• DIRECTIVE: The records that follow are to be repeated exactly, with the pictures removed.

• EXERCISE DATA:
----------

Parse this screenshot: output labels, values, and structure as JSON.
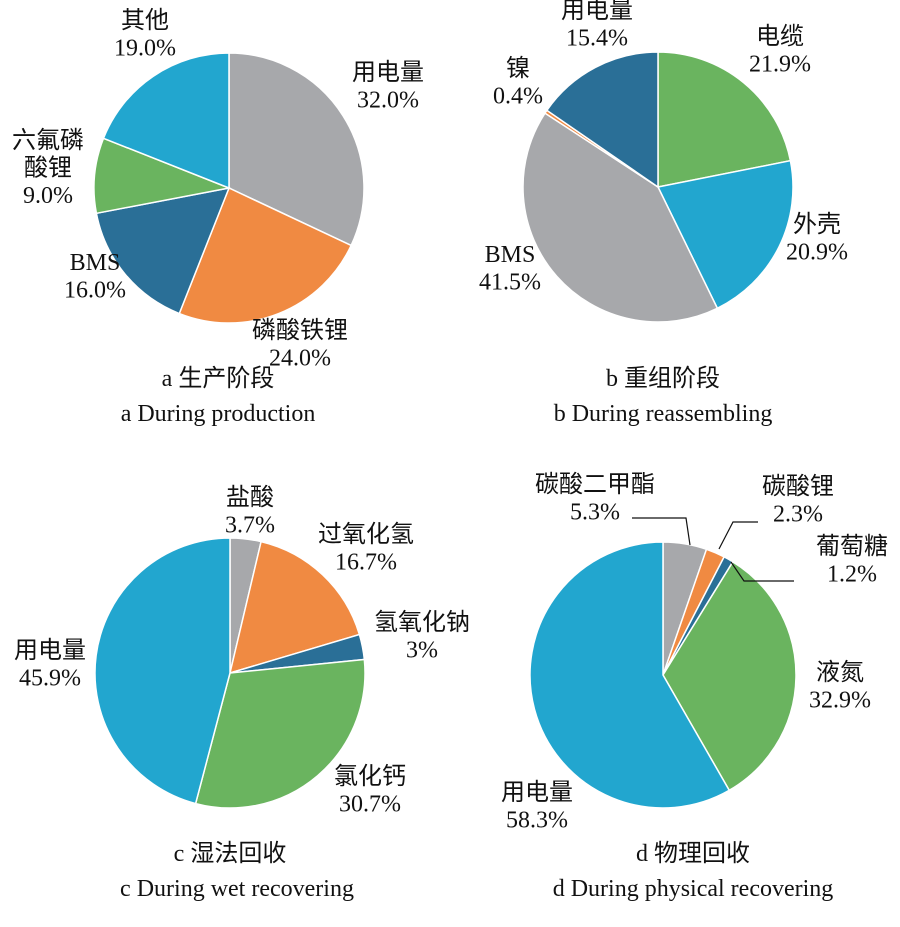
{
  "chart_data": [
    {
      "type": "pie",
      "caption_zh": "a 生产阶段",
      "caption_en": "a  During production",
      "slices": [
        {
          "label": "用电量",
          "value": 32.0,
          "pct": "32.0%",
          "color": "#a7a8ab"
        },
        {
          "label": "磷酸铁锂",
          "value": 24.0,
          "pct": "24.0%",
          "color": "#f08a42"
        },
        {
          "label": "BMS",
          "value": 16.0,
          "pct": "16.0%",
          "color": "#2a6f97"
        },
        {
          "label": "六氟磷\n酸锂",
          "value": 9.0,
          "pct": "9.0%",
          "color": "#6ab45f"
        },
        {
          "label": "其他",
          "value": 19.0,
          "pct": "19.0%",
          "color": "#22a6cf"
        }
      ]
    },
    {
      "type": "pie",
      "caption_zh": "b 重组阶段",
      "caption_en": "b  During  reassembling",
      "slices": [
        {
          "label": "电缆",
          "value": 21.9,
          "pct": "21.9%",
          "color": "#6ab45f"
        },
        {
          "label": "外壳",
          "value": 20.9,
          "pct": "20.9%",
          "color": "#22a6cf"
        },
        {
          "label": "BMS",
          "value": 41.5,
          "pct": "41.5%",
          "color": "#a7a8ab"
        },
        {
          "label": "镍",
          "value": 0.4,
          "pct": "0.4%",
          "color": "#f08a42"
        },
        {
          "label": "用电量",
          "value": 15.4,
          "pct": "15.4%",
          "color": "#2a6f97"
        }
      ]
    },
    {
      "type": "pie",
      "caption_zh": "c  湿法回收",
      "caption_en": "c  During wet recovering",
      "slices": [
        {
          "label": "盐酸",
          "value": 3.7,
          "pct": "3.7%",
          "color": "#a7a8ab"
        },
        {
          "label": "过氧化氢",
          "value": 16.7,
          "pct": "16.7%",
          "color": "#f08a42"
        },
        {
          "label": "氢氧化钠",
          "value": 3.0,
          "pct": "3%",
          "color": "#2a6f97"
        },
        {
          "label": "氯化钙",
          "value": 30.7,
          "pct": "30.7%",
          "color": "#6ab45f"
        },
        {
          "label": "用电量",
          "value": 45.9,
          "pct": "45.9%",
          "color": "#22a6cf"
        }
      ]
    },
    {
      "type": "pie",
      "caption_zh": "d  物理回收",
      "caption_en": "d  During physical recovering",
      "slices": [
        {
          "label": "碳酸二甲酯",
          "value": 5.3,
          "pct": "5.3%",
          "color": "#a7a8ab"
        },
        {
          "label": "碳酸锂",
          "value": 2.3,
          "pct": "2.3%",
          "color": "#f08a42"
        },
        {
          "label": "葡萄糖",
          "value": 1.2,
          "pct": "1.2%",
          "color": "#2a6f97"
        },
        {
          "label": "液氮",
          "value": 32.9,
          "pct": "32.9%",
          "color": "#6ab45f"
        },
        {
          "label": "用电量",
          "value": 58.3,
          "pct": "58.3%",
          "color": "#22a6cf"
        }
      ]
    }
  ]
}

----------

• EXPECTED ANSWER:
Parse this screenshot: output labels, values, and structure as JSON.
{
  "chart_data": [
    {
      "type": "pie",
      "caption_zh": "a 生产阶段",
      "caption_en": "a  During production",
      "slices": [
        {
          "label": "用电量",
          "value": 32.0,
          "pct": "32.0%",
          "color": "#a7a8ab"
        },
        {
          "label": "磷酸铁锂",
          "value": 24.0,
          "pct": "24.0%",
          "color": "#f08a42"
        },
        {
          "label": "BMS",
          "value": 16.0,
          "pct": "16.0%",
          "color": "#2a6f97"
        },
        {
          "label": "六氟磷\n酸锂",
          "value": 9.0,
          "pct": "9.0%",
          "color": "#6ab45f"
        },
        {
          "label": "其他",
          "value": 19.0,
          "pct": "19.0%",
          "color": "#22a6cf"
        }
      ]
    },
    {
      "type": "pie",
      "caption_zh": "b 重组阶段",
      "caption_en": "b  During  reassembling",
      "slices": [
        {
          "label": "电缆",
          "value": 21.9,
          "pct": "21.9%",
          "color": "#6ab45f"
        },
        {
          "label": "外壳",
          "value": 20.9,
          "pct": "20.9%",
          "color": "#22a6cf"
        },
        {
          "label": "BMS",
          "value": 41.5,
          "pct": "41.5%",
          "color": "#a7a8ab"
        },
        {
          "label": "镍",
          "value": 0.4,
          "pct": "0.4%",
          "color": "#f08a42"
        },
        {
          "label": "用电量",
          "value": 15.4,
          "pct": "15.4%",
          "color": "#2a6f97"
        }
      ]
    },
    {
      "type": "pie",
      "caption_zh": "c  湿法回收",
      "caption_en": "c  During wet recovering",
      "slices": [
        {
          "label": "盐酸",
          "value": 3.7,
          "pct": "3.7%",
          "color": "#a7a8ab"
        },
        {
          "label": "过氧化氢",
          "value": 16.7,
          "pct": "16.7%",
          "color": "#f08a42"
        },
        {
          "label": "氢氧化钠",
          "value": 3.0,
          "pct": "3%",
          "color": "#2a6f97"
        },
        {
          "label": "氯化钙",
          "value": 30.7,
          "pct": "30.7%",
          "color": "#6ab45f"
        },
        {
          "label": "用电量",
          "value": 45.9,
          "pct": "45.9%",
          "color": "#22a6cf"
        }
      ]
    },
    {
      "type": "pie",
      "caption_zh": "d  物理回收",
      "caption_en": "d  During physical recovering",
      "slices": [
        {
          "label": "碳酸二甲酯",
          "value": 5.3,
          "pct": "5.3%",
          "color": "#a7a8ab"
        },
        {
          "label": "碳酸锂",
          "value": 2.3,
          "pct": "2.3%",
          "color": "#f08a42"
        },
        {
          "label": "葡萄糖",
          "value": 1.2,
          "pct": "1.2%",
          "color": "#2a6f97"
        },
        {
          "label": "液氮",
          "value": 32.9,
          "pct": "32.9%",
          "color": "#6ab45f"
        },
        {
          "label": "用电量",
          "value": 58.3,
          "pct": "58.3%",
          "color": "#22a6cf"
        }
      ]
    }
  ]
}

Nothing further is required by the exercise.